> **What the exercise asks**:
Give back the full material, exactly as it reads.

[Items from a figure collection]
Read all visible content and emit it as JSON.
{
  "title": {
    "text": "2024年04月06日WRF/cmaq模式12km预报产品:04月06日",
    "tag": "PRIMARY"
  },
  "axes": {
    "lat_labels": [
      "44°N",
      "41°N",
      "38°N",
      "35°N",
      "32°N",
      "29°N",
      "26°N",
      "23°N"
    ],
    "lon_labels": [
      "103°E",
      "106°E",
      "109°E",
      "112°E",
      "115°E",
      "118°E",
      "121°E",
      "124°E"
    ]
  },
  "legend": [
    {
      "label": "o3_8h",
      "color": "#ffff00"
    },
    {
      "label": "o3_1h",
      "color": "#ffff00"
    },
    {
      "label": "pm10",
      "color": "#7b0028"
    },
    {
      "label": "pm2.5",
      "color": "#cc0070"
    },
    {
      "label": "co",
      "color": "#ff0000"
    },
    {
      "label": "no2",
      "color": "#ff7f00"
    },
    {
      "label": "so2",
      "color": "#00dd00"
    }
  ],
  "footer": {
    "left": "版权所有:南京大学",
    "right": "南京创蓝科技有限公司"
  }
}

> **Written reply**:
Read all visible content and emit it as JSON.
{
  "title": {
    "text": "2024年04月06日WRF/cmaq模式12km预报产品:04月06日",
    "tag": "PRIMARY"
  },
  "axes": {
    "lat_labels": [
      "44°N",
      "41°N",
      "38°N",
      "35°N",
      "32°N",
      "29°N",
      "26°N",
      "23°N"
    ],
    "lon_labels": [
      "103°E",
      "106°E",
      "109°E",
      "112°E",
      "115°E",
      "118°E",
      "121°E",
      "124°E"
    ]
  },
  "legend": [
    {
      "label": "o3_8h",
      "color": "#ffff00"
    },
    {
      "label": "o3_1h",
      "color": "#ffff00"
    },
    {
      "label": "pm10",
      "color": "#7b0028"
    },
    {
      "label": "pm2.5",
      "color": "#cc0070"
    },
    {
      "label": "co",
      "color": "#ff0000"
    },
    {
      "label": "no2",
      "color": "#ff7f00"
    },
    {
      "label": "so2",
      "color": "#00dd00"
    }
  ],
  "footer": {
    "left": "版权所有:南京大学",
    "right": "南京创蓝科技有限公司"
  }
}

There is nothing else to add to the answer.